• INSTRUCTIONS FOR THE TASK
Below is a set of records; restate each one word for word.

===== SUPPLIED DATA =====

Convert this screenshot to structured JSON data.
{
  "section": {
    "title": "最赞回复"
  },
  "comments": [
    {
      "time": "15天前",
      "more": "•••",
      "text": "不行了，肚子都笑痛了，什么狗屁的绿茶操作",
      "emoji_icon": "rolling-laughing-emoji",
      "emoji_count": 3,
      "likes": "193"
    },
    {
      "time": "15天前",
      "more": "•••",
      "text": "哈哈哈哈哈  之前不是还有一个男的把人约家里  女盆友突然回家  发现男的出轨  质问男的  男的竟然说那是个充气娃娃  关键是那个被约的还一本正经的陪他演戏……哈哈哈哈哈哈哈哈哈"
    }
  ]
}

=====

• WORKED ANSWER
Convert this screenshot to structured JSON data.
{
  "section": {
    "title": "最赞回复"
  },
  "comments": [
    {
      "time": "15天前",
      "more": "•••",
      "text": "不行了，肚子都笑痛了，什么狗屁的绿茶操作",
      "emoji_icon": "rolling-laughing-emoji",
      "emoji_count": 3,
      "likes": "193"
    },
    {
      "time": "15天前",
      "more": "•••",
      "text": "哈哈哈哈哈  之前不是还有一个男的把人约家里  女盆友突然回家  发现男的出轨  质问男的  男的竟然说那是个充气娃娃  关键是那个被约的还一本正经的陪他演戏……哈哈哈哈哈哈哈哈哈"
    }
  ]
}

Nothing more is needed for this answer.